/---

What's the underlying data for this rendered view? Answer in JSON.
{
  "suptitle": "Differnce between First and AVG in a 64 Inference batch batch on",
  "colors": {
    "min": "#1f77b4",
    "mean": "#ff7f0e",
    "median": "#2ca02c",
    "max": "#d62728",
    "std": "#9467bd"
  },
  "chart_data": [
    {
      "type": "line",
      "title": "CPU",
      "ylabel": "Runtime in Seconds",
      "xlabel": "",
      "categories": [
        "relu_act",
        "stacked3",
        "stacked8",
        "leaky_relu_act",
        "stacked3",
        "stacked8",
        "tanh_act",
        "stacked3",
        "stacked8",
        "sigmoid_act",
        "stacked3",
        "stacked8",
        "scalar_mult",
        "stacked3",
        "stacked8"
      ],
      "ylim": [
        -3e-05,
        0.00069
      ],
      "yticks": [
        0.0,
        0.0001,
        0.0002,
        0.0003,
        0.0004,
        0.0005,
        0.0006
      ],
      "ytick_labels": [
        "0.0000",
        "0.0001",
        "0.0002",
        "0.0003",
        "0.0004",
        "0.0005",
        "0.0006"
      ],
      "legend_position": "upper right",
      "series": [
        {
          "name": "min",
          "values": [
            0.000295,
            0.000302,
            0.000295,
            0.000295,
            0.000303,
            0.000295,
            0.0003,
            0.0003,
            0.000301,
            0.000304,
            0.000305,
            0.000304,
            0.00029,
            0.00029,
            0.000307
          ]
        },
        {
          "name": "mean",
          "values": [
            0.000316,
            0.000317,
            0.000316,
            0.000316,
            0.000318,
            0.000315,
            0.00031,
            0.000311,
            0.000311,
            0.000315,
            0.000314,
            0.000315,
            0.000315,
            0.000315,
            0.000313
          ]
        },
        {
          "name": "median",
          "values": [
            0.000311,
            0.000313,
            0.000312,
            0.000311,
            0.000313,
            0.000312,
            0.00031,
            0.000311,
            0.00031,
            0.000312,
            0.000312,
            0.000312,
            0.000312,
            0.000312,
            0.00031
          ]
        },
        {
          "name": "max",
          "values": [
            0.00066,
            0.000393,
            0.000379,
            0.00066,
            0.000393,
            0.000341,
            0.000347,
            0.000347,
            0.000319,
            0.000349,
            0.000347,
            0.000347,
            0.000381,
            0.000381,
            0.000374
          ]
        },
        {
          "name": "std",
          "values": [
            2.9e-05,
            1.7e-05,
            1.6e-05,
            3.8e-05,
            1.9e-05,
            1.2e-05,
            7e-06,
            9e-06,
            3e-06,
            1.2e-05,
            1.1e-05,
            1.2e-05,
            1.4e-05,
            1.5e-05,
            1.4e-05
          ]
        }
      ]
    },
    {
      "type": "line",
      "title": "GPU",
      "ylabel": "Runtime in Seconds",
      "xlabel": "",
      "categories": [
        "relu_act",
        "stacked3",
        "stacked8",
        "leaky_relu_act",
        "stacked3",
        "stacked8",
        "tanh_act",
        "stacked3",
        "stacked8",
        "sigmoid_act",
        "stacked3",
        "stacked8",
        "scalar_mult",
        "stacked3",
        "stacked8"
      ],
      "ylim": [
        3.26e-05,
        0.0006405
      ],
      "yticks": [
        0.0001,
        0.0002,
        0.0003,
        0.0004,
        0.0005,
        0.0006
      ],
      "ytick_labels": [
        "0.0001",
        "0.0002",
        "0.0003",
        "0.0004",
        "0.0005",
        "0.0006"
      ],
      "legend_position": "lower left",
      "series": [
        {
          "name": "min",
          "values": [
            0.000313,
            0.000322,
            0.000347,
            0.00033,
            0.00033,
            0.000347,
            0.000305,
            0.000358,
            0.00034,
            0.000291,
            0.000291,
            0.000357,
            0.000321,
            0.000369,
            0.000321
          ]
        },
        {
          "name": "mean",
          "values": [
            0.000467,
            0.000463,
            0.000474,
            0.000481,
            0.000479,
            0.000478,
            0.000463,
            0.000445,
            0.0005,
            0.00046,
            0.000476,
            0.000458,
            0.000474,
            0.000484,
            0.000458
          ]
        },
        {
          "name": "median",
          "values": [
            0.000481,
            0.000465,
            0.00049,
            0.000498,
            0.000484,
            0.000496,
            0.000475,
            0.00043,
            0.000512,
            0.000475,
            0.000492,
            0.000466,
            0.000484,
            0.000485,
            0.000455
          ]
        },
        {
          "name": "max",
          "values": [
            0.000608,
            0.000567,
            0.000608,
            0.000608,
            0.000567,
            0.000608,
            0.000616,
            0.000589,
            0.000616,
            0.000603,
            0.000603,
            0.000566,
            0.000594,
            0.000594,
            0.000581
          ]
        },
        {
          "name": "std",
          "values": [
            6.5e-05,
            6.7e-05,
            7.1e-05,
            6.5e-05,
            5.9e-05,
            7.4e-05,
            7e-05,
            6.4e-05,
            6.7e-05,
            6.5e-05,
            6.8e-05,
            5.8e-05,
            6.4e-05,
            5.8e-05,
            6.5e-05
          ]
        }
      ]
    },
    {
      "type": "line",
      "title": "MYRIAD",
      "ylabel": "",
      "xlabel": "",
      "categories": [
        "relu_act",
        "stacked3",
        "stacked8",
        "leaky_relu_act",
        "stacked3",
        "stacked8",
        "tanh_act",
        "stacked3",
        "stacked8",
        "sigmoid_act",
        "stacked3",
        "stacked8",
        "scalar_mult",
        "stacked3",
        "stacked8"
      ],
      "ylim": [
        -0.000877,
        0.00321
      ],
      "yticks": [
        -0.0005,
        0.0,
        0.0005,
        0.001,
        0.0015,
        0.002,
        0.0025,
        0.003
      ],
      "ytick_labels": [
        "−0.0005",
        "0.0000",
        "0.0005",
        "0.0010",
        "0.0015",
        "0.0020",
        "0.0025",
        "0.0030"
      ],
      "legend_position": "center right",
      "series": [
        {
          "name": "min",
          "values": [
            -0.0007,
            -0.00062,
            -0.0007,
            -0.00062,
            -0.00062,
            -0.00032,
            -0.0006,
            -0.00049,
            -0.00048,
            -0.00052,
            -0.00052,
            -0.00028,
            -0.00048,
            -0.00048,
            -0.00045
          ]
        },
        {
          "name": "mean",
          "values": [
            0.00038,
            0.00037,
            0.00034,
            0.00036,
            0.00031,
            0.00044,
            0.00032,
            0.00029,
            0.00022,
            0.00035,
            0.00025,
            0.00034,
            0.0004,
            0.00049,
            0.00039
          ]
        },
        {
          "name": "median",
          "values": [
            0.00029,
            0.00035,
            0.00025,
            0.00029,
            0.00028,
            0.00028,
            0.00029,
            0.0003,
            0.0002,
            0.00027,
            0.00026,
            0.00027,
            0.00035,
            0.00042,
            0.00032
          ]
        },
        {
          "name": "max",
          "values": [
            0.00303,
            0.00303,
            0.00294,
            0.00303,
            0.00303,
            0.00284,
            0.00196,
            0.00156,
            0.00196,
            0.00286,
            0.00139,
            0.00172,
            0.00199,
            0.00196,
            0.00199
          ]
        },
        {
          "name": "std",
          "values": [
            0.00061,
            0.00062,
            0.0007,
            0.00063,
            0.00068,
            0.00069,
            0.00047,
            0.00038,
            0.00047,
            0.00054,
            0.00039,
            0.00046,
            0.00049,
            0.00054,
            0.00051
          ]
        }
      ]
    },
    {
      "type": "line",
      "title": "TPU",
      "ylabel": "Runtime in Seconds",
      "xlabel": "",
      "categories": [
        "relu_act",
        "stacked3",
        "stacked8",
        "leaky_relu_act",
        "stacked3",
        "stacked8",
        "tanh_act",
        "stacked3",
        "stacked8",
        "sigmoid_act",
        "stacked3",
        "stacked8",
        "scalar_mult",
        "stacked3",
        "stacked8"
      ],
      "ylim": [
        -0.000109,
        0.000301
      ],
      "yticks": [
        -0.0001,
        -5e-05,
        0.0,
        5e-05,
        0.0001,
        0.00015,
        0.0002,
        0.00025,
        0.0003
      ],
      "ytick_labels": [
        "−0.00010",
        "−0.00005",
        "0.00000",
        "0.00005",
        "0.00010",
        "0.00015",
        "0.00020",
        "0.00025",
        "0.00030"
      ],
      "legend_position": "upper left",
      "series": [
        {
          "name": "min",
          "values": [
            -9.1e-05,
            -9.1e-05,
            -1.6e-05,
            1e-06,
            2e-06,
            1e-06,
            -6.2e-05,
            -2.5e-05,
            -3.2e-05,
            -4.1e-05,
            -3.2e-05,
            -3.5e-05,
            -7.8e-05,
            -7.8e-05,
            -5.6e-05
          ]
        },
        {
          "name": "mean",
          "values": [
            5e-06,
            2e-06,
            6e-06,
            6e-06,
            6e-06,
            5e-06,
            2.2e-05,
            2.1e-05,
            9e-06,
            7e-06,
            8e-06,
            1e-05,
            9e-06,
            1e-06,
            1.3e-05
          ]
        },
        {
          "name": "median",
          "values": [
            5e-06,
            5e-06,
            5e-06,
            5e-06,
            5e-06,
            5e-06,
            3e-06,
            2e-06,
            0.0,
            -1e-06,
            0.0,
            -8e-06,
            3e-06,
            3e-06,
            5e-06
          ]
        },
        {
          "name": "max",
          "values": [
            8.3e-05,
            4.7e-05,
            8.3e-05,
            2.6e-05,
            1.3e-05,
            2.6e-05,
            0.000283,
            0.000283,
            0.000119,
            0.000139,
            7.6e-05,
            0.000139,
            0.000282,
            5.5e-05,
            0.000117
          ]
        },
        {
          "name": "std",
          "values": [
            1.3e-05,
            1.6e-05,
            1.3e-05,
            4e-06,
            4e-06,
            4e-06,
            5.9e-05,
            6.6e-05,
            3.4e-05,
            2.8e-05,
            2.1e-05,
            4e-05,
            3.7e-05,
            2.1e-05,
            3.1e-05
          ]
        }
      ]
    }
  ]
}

\---
/---

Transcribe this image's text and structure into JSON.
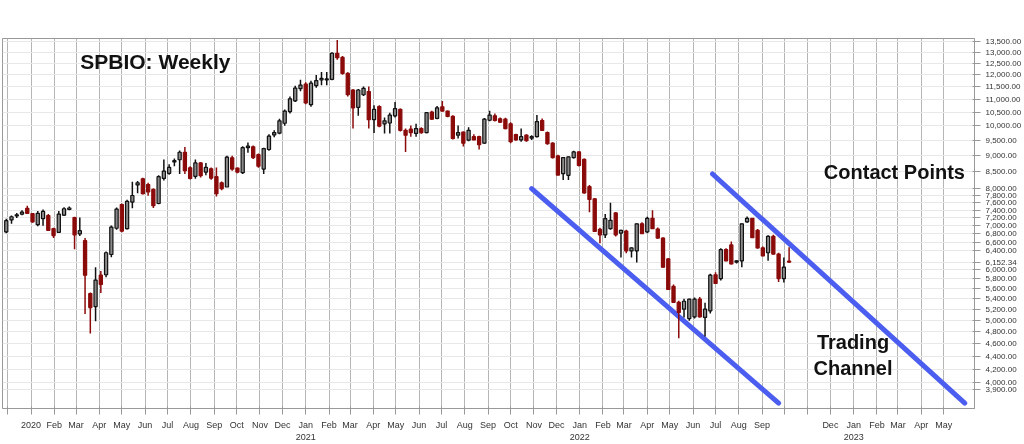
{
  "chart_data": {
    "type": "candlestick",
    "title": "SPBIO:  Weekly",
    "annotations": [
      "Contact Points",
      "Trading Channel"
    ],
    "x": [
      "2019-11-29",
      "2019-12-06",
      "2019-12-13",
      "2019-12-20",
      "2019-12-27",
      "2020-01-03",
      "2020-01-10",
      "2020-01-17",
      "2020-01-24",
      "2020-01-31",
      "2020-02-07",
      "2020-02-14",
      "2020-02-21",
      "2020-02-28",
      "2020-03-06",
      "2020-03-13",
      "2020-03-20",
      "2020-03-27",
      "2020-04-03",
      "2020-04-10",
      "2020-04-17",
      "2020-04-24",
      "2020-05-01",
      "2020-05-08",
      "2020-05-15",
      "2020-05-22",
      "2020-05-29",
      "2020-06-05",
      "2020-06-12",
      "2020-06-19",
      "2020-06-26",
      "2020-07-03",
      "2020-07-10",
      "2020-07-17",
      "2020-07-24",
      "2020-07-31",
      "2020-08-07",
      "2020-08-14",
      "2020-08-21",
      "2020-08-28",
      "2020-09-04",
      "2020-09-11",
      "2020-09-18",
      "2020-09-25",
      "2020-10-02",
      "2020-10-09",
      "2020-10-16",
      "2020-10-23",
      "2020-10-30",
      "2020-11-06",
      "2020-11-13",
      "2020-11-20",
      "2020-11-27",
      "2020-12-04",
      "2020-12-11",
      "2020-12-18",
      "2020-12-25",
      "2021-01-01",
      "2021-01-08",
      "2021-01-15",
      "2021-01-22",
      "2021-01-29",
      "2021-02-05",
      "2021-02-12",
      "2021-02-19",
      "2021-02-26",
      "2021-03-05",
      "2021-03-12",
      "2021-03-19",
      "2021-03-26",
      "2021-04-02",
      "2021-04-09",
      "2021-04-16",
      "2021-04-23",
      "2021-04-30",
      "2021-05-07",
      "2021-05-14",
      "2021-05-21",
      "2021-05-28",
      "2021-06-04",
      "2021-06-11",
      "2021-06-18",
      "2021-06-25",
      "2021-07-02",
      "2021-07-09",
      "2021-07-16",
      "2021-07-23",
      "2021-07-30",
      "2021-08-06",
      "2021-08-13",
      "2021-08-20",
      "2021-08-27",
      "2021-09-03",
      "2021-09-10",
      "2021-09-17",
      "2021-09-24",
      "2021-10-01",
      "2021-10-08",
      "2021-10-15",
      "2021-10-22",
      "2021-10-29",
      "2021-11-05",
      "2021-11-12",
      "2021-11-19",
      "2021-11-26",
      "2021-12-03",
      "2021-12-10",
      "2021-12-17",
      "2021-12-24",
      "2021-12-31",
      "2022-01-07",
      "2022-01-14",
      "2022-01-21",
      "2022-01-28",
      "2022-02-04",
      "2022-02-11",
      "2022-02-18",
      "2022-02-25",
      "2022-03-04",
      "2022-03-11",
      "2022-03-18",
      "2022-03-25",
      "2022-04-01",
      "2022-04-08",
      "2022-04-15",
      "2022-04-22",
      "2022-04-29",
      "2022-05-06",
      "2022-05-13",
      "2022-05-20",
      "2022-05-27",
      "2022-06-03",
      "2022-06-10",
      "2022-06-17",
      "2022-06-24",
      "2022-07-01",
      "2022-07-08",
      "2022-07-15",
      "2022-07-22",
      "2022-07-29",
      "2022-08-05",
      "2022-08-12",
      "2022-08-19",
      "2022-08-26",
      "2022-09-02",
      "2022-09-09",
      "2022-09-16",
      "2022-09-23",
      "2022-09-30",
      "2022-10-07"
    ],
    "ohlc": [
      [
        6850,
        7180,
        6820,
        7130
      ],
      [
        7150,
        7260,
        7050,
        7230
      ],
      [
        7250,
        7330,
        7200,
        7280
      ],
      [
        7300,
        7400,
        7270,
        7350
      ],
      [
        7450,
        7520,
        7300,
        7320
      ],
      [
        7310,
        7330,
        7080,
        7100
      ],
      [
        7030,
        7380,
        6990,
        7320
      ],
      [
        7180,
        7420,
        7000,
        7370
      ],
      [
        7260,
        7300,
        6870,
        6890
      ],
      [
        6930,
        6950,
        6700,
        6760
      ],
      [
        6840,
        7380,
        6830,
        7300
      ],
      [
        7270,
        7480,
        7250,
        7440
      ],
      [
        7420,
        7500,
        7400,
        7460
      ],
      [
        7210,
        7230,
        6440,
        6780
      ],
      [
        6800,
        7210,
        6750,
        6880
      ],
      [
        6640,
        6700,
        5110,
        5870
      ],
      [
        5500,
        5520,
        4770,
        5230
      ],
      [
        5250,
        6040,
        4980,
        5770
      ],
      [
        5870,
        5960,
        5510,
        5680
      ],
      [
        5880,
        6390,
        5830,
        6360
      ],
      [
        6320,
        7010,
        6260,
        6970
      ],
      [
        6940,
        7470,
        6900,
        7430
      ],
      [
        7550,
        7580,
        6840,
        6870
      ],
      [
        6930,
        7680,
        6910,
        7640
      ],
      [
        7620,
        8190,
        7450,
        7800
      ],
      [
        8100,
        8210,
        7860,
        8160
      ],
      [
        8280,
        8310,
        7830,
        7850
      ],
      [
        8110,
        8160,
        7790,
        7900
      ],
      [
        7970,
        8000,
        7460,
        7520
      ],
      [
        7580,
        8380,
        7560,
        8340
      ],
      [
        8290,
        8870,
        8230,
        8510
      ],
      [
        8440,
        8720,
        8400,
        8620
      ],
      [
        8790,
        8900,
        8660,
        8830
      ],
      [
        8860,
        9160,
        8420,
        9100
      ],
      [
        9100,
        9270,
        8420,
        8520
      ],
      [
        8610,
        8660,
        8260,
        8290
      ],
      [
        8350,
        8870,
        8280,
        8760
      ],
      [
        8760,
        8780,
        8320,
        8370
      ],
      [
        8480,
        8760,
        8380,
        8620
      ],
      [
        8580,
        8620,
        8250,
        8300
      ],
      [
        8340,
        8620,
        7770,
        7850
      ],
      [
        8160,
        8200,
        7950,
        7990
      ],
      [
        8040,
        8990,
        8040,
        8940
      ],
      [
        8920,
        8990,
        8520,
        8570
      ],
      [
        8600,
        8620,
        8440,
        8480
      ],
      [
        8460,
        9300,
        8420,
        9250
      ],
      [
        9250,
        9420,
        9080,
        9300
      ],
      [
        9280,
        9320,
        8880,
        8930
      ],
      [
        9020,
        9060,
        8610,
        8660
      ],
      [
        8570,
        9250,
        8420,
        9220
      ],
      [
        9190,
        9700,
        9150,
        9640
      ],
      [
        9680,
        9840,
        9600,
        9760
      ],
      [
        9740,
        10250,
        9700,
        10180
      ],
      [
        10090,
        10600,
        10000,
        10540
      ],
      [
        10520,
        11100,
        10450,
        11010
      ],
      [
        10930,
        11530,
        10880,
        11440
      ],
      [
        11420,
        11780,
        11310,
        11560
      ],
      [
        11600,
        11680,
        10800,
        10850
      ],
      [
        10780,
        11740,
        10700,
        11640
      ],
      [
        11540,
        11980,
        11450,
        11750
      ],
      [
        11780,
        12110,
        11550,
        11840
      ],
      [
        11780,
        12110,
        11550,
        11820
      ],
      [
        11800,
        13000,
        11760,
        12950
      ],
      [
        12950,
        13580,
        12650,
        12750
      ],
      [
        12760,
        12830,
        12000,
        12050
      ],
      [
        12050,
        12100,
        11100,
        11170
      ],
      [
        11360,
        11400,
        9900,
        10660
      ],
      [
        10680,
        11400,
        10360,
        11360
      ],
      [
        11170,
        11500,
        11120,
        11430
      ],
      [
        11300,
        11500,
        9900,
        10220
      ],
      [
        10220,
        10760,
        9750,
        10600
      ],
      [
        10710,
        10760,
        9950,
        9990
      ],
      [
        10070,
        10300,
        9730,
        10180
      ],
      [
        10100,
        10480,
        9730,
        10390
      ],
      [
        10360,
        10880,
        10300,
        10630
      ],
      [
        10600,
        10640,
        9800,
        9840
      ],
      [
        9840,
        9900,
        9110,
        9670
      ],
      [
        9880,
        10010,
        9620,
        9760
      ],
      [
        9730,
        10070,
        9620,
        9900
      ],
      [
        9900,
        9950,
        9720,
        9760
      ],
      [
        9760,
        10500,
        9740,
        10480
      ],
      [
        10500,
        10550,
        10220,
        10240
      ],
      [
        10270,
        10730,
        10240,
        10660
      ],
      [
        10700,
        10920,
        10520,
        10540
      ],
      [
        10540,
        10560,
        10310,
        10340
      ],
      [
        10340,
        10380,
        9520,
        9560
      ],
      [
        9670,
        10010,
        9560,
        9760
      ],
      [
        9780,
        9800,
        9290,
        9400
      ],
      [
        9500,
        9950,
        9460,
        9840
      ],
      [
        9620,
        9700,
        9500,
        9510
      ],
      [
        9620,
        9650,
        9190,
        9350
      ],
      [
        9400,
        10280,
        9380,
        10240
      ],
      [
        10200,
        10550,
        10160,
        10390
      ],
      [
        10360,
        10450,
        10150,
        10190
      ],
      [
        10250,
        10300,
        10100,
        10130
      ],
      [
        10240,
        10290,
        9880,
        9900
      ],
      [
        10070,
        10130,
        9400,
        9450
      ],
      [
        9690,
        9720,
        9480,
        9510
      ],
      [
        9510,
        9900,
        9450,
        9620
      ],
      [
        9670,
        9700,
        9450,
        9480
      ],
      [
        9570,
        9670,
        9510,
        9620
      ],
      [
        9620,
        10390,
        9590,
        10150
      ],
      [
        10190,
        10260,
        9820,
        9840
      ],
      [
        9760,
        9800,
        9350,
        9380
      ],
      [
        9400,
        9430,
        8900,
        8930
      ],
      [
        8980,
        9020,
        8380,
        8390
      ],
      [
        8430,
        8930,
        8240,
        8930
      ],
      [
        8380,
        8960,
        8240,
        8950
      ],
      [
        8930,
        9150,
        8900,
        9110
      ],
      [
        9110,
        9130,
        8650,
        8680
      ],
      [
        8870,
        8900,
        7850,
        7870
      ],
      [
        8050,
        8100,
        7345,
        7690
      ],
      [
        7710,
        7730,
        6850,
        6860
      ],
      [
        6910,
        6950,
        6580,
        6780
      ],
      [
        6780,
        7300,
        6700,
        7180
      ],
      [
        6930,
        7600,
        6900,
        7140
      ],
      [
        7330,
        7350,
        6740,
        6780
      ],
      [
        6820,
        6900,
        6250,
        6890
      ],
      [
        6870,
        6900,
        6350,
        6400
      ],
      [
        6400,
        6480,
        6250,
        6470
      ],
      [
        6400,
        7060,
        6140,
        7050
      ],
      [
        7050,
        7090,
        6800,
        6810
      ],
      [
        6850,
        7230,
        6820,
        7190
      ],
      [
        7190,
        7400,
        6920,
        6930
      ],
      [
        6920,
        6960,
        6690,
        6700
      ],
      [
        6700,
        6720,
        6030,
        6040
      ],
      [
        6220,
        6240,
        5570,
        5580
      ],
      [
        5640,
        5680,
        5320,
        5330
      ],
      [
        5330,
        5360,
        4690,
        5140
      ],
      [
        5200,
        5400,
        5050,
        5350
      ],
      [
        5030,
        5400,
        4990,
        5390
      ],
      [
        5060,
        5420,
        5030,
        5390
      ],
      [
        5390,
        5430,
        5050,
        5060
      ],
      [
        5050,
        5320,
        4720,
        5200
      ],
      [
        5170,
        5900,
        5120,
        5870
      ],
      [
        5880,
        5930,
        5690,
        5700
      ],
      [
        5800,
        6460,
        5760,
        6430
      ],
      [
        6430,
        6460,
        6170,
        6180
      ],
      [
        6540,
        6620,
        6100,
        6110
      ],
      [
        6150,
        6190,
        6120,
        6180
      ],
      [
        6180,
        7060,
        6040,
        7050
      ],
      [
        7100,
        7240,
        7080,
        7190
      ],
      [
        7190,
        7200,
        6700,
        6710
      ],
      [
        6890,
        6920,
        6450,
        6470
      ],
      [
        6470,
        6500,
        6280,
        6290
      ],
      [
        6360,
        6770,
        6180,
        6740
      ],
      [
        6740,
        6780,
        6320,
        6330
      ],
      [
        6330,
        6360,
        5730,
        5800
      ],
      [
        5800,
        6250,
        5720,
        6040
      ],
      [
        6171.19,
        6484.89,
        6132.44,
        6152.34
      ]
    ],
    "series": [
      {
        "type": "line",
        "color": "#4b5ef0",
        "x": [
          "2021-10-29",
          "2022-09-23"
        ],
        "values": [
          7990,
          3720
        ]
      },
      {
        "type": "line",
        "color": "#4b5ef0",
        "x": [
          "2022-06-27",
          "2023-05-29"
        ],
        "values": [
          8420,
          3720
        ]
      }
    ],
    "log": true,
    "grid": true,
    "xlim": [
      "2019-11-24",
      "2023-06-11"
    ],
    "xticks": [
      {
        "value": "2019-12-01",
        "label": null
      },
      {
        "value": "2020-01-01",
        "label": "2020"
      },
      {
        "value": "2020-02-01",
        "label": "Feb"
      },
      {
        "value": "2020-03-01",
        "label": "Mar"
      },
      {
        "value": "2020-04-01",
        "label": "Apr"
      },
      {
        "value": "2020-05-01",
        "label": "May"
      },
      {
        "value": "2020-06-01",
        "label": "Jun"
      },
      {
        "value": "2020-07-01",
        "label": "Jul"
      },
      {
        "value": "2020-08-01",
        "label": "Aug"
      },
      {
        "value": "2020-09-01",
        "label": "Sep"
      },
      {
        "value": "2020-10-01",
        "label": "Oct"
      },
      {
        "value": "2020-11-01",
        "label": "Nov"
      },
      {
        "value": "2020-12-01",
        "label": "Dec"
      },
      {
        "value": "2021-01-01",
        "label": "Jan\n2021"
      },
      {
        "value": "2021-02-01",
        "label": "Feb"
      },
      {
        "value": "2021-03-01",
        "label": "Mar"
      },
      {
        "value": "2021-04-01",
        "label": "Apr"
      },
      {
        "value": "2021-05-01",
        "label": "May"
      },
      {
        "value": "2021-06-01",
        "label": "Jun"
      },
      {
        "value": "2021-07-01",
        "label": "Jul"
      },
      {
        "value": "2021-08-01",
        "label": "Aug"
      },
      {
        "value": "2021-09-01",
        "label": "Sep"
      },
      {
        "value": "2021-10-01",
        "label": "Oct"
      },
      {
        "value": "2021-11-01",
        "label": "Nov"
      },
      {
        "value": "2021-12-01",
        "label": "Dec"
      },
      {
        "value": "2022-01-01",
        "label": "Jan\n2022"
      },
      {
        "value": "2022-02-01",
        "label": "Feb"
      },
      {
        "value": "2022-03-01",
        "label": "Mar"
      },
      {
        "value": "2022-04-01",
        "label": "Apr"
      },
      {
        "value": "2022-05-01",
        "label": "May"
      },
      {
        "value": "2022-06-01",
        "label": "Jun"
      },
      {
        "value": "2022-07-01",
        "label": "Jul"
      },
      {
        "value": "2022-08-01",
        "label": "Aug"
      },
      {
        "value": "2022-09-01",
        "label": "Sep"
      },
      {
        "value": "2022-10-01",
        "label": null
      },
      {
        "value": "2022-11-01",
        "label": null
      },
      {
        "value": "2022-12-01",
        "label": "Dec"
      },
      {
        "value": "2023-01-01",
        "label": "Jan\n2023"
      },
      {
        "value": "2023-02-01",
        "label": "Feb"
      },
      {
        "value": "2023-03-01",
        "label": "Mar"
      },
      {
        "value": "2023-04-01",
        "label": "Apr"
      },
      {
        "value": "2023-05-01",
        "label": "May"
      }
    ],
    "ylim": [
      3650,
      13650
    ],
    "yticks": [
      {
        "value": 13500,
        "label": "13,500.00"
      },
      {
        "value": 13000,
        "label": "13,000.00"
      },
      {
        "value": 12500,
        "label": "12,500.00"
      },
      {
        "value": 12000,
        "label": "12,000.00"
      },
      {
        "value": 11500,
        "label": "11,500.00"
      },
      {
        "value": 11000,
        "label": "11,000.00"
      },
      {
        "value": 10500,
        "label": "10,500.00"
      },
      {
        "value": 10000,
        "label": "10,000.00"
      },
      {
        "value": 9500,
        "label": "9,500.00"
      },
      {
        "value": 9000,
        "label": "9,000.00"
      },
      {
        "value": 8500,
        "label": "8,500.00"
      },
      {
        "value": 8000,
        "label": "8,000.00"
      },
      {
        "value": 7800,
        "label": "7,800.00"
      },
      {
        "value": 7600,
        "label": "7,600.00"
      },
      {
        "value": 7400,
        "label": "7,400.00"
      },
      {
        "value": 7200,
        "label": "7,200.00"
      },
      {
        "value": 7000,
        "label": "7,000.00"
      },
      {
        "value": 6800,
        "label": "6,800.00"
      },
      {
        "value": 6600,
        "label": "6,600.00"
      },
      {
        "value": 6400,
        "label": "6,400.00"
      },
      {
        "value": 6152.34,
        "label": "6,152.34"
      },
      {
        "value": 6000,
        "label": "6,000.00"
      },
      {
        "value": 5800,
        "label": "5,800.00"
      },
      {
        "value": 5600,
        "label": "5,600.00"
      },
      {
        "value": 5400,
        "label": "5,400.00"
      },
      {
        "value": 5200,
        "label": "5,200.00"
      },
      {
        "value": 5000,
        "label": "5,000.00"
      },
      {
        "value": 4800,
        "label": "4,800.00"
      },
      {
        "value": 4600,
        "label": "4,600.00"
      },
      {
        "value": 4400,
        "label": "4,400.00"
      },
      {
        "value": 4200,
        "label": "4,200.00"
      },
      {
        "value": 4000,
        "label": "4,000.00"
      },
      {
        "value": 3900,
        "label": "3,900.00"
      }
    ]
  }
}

\---

Task to complete: Check each line above for "right" and return the ones that have it.

Completed task:
      "legend_position": "upper right",
      "legend_position": "center right",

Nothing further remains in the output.